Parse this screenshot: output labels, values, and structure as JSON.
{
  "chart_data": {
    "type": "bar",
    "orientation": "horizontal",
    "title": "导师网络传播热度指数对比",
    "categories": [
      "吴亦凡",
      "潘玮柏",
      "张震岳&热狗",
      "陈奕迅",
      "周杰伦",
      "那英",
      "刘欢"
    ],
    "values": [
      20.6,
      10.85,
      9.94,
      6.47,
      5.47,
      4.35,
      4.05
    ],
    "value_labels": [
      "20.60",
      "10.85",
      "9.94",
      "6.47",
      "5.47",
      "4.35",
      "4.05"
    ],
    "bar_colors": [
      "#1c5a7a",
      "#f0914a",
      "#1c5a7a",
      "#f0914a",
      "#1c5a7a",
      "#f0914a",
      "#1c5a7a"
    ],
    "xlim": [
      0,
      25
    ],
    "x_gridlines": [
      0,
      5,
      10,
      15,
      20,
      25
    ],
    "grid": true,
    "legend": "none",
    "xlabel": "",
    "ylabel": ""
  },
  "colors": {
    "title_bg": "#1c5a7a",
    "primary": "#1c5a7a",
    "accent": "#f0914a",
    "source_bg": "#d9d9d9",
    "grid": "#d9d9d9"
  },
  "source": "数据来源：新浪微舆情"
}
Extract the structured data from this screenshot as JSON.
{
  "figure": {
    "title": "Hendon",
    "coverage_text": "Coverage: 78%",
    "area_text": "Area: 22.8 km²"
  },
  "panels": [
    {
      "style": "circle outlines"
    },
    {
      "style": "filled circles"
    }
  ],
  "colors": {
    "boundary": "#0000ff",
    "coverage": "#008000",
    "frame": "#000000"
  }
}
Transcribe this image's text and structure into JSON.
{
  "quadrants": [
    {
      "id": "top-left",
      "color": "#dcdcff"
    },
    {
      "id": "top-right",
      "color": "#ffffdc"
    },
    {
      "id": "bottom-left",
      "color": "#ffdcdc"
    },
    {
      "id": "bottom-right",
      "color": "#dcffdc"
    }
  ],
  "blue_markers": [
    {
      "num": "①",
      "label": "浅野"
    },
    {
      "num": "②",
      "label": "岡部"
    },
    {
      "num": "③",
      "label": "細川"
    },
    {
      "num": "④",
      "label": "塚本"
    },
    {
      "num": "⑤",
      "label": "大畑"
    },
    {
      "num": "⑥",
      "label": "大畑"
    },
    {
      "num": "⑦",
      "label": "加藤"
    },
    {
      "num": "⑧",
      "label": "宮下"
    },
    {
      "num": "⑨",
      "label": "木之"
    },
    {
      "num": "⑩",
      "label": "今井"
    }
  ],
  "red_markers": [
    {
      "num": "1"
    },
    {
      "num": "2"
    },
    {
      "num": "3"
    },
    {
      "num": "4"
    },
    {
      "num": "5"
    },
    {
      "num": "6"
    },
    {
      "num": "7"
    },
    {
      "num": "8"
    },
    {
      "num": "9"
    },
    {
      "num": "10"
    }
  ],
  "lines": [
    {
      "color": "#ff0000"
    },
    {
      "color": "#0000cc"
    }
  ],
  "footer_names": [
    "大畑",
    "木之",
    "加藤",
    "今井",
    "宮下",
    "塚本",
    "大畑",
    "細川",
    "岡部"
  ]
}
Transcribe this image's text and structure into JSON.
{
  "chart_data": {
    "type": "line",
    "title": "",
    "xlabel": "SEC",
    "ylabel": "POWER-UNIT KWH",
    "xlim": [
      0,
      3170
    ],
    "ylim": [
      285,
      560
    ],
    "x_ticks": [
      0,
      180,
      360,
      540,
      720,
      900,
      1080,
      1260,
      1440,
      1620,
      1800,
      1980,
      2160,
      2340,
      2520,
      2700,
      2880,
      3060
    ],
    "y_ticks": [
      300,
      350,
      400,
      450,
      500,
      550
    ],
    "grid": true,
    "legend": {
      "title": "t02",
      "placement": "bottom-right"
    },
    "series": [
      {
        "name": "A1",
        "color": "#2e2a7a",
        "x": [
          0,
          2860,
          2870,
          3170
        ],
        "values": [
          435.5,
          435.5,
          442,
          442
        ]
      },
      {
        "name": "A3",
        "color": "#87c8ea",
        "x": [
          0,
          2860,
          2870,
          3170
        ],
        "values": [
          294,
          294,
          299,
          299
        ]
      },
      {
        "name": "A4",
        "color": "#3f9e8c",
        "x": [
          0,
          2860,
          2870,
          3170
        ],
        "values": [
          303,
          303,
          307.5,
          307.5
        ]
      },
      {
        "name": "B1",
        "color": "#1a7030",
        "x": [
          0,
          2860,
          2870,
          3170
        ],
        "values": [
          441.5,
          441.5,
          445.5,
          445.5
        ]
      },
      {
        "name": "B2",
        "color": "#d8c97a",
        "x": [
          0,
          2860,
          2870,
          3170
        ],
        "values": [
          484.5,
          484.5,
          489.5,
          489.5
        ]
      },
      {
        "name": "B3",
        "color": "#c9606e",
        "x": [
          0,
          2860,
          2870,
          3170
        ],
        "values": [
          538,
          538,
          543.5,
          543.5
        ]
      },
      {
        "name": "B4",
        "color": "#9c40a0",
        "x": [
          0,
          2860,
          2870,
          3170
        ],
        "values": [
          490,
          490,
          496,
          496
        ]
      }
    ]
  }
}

☆ ☆ ☆

■ **Objective**: Your task is to output all of the data above word for word.

■ **Expected answer**:
Parse this screenshot: output labels, values, and structure as JSON.
{
  "chart_data": {
    "type": "bar",
    "orientation": "horizontal",
    "title": "导师网络传播热度指数对比",
    "categories": [
      "吴亦凡",
      "潘玮柏",
      "张震岳&热狗",
      "陈奕迅",
      "周杰伦",
      "那英",
      "刘欢"
    ],
    "values": [
      20.6,
      10.85,
      9.94,
      6.47,
      5.47,
      4.35,
      4.05
    ],
    "value_labels": [
      "20.60",
      "10.85",
      "9.94",
      "6.47",
      "5.47",
      "4.35",
      "4.05"
    ],
    "bar_colors": [
      "#1c5a7a",
      "#f0914a",
      "#1c5a7a",
      "#f0914a",
      "#1c5a7a",
      "#f0914a",
      "#1c5a7a"
    ],
    "xlim": [
      0,
      25
    ],
    "x_gridlines": [
      0,
      5,
      10,
      15,
      20,
      25
    ],
    "grid": true,
    "legend": "none",
    "xlabel": "",
    "ylabel": ""
  },
  "colors": {
    "title_bg": "#1c5a7a",
    "primary": "#1c5a7a",
    "accent": "#f0914a",
    "source_bg": "#d9d9d9",
    "grid": "#d9d9d9"
  },
  "source": "数据来源：新浪微舆情"
}
Extract the structured data from this screenshot as JSON.
{
  "figure": {
    "title": "Hendon",
    "coverage_text": "Coverage: 78%",
    "area_text": "Area: 22.8 km²"
  },
  "panels": [
    {
      "style": "circle outlines"
    },
    {
      "style": "filled circles"
    }
  ],
  "colors": {
    "boundary": "#0000ff",
    "coverage": "#008000",
    "frame": "#000000"
  }
}
Transcribe this image's text and structure into JSON.
{
  "quadrants": [
    {
      "id": "top-left",
      "color": "#dcdcff"
    },
    {
      "id": "top-right",
      "color": "#ffffdc"
    },
    {
      "id": "bottom-left",
      "color": "#ffdcdc"
    },
    {
      "id": "bottom-right",
      "color": "#dcffdc"
    }
  ],
  "blue_markers": [
    {
      "num": "①",
      "label": "浅野"
    },
    {
      "num": "②",
      "label": "岡部"
    },
    {
      "num": "③",
      "label": "細川"
    },
    {
      "num": "④",
      "label": "塚本"
    },
    {
      "num": "⑤",
      "label": "大畑"
    },
    {
      "num": "⑥",
      "label": "大畑"
    },
    {
      "num": "⑦",
      "label": "加藤"
    },
    {
      "num": "⑧",
      "label": "宮下"
    },
    {
      "num": "⑨",
      "label": "木之"
    },
    {
      "num": "⑩",
      "label": "今井"
    }
  ],
  "red_markers": [
    {
      "num": "1"
    },
    {
      "num": "2"
    },
    {
      "num": "3"
    },
    {
      "num": "4"
    },
    {
      "num": "5"
    },
    {
      "num": "6"
    },
    {
      "num": "7"
    },
    {
      "num": "8"
    },
    {
      "num": "9"
    },
    {
      "num": "10"
    }
  ],
  "lines": [
    {
      "color": "#ff0000"
    },
    {
      "color": "#0000cc"
    }
  ],
  "footer_names": [
    "大畑",
    "木之",
    "加藤",
    "今井",
    "宮下",
    "塚本",
    "大畑",
    "細川",
    "岡部"
  ]
}
Transcribe this image's text and structure into JSON.
{
  "chart_data": {
    "type": "line",
    "title": "",
    "xlabel": "SEC",
    "ylabel": "POWER-UNIT KWH",
    "xlim": [
      0,
      3170
    ],
    "ylim": [
      285,
      560
    ],
    "x_ticks": [
      0,
      180,
      360,
      540,
      720,
      900,
      1080,
      1260,
      1440,
      1620,
      1800,
      1980,
      2160,
      2340,
      2520,
      2700,
      2880,
      3060
    ],
    "y_ticks": [
      300,
      350,
      400,
      450,
      500,
      550
    ],
    "grid": true,
    "legend": {
      "title": "t02",
      "placement": "bottom-right"
    },
    "series": [
      {
        "name": "A1",
        "color": "#2e2a7a",
        "x": [
          0,
          2860,
          2870,
          3170
        ],
        "values": [
          435.5,
          435.5,
          442,
          442
        ]
      },
      {
        "name": "A3",
        "color": "#87c8ea",
        "x": [
          0,
          2860,
          2870,
          3170
        ],
        "values": [
          294,
          294,
          299,
          299
        ]
      },
      {
        "name": "A4",
        "color": "#3f9e8c",
        "x": [
          0,
          2860,
          2870,
          3170
        ],
        "values": [
          303,
          303,
          307.5,
          307.5
        ]
      },
      {
        "name": "B1",
        "color": "#1a7030",
        "x": [
          0,
          2860,
          2870,
          3170
        ],
        "values": [
          441.5,
          441.5,
          445.5,
          445.5
        ]
      },
      {
        "name": "B2",
        "color": "#d8c97a",
        "x": [
          0,
          2860,
          2870,
          3170
        ],
        "values": [
          484.5,
          484.5,
          489.5,
          489.5
        ]
      },
      {
        "name": "B3",
        "color": "#c9606e",
        "x": [
          0,
          2860,
          2870,
          3170
        ],
        "values": [
          538,
          538,
          543.5,
          543.5
        ]
      },
      {
        "name": "B4",
        "color": "#9c40a0",
        "x": [
          0,
          2860,
          2870,
          3170
        ],
        "values": [
          490,
          490,
          496,
          496
        ]
      }
    ]
  }
}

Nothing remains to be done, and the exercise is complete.